This image is incorrect (for me). Anxiety can be far trickier than this. While I understand the benefits of drawing it like this, since it indicates the anxiety is not you but instead something that hinders you, in reality it's not a physical entity (even an imaginary one.) It's not even a voice. It's not words. God, that it were words. I can beat the shit out of words. I do words. But no. For me, anyway, it's not messages following me around only to jump onto my back from behind a tree at random points.
It is inside of me. It is feelings. It has no drawable, relatable comparison. Which is interesting because you cannot conquer something like that. Which leads to anxiety about anxiety. Awesome.

[EXERCISE DATA]
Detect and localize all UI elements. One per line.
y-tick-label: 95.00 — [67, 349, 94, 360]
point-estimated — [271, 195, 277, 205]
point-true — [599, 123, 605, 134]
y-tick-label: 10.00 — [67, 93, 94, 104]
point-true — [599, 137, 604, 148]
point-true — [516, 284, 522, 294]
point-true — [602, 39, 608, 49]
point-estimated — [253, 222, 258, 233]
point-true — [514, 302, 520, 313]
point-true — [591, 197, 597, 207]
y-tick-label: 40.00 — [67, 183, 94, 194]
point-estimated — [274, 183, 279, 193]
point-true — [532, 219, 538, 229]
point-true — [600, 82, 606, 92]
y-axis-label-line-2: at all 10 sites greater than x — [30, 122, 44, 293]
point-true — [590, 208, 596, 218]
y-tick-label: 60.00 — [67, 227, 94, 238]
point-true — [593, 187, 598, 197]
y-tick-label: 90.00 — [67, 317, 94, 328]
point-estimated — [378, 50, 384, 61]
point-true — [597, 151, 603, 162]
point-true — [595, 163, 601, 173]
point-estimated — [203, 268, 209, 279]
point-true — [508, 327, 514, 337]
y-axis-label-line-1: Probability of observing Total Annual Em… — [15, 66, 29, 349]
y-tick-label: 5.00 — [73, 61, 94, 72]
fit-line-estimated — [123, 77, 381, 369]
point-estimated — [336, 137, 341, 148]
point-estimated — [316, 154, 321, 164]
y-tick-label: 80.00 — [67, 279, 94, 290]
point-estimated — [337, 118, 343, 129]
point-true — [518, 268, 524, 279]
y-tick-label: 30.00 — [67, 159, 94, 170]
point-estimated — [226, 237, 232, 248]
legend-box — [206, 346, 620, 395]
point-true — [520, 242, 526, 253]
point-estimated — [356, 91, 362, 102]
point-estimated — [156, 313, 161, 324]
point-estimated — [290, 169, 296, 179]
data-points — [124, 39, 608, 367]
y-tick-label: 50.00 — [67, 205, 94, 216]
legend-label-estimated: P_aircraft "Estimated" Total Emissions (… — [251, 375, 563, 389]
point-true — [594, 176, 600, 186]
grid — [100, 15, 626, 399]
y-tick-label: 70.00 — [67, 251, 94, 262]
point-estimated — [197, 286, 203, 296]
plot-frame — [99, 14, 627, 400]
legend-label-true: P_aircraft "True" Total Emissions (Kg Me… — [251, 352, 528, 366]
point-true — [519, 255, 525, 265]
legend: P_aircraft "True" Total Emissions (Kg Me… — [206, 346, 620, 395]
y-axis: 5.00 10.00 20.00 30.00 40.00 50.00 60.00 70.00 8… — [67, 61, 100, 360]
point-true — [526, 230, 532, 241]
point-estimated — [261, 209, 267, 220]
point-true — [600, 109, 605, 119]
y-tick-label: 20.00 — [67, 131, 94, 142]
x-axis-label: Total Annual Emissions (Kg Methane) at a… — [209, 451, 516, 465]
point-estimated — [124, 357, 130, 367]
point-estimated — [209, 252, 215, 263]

[TASKS TO COMPLETE]
A) In the text about anxiety, what does the writer say the inability to conquer anxiety leads to?
B) In the anxiety text, list everything the writer introduces with the words "it's not" (in either capitalization).
C) Print the part of the anxiety text from "It is inside" up to and including "about anxiety. Awesome.".
The lines have nothing to do with any of this.

[ACTIVITY ANSWERS]
A) It leads to anxiety about anxiety.

B)
- A physical entity (even an imaginary one)
- Even a voice
- Words
- Messages following the writer around only to jump onto their back from behind a tree at random points

C)
It is inside of me. It is feelings. It has no drawable, relatable comparison. Which is interesting because you cannot conquer something like that. Which leads to anxiety about anxiety. Awesome.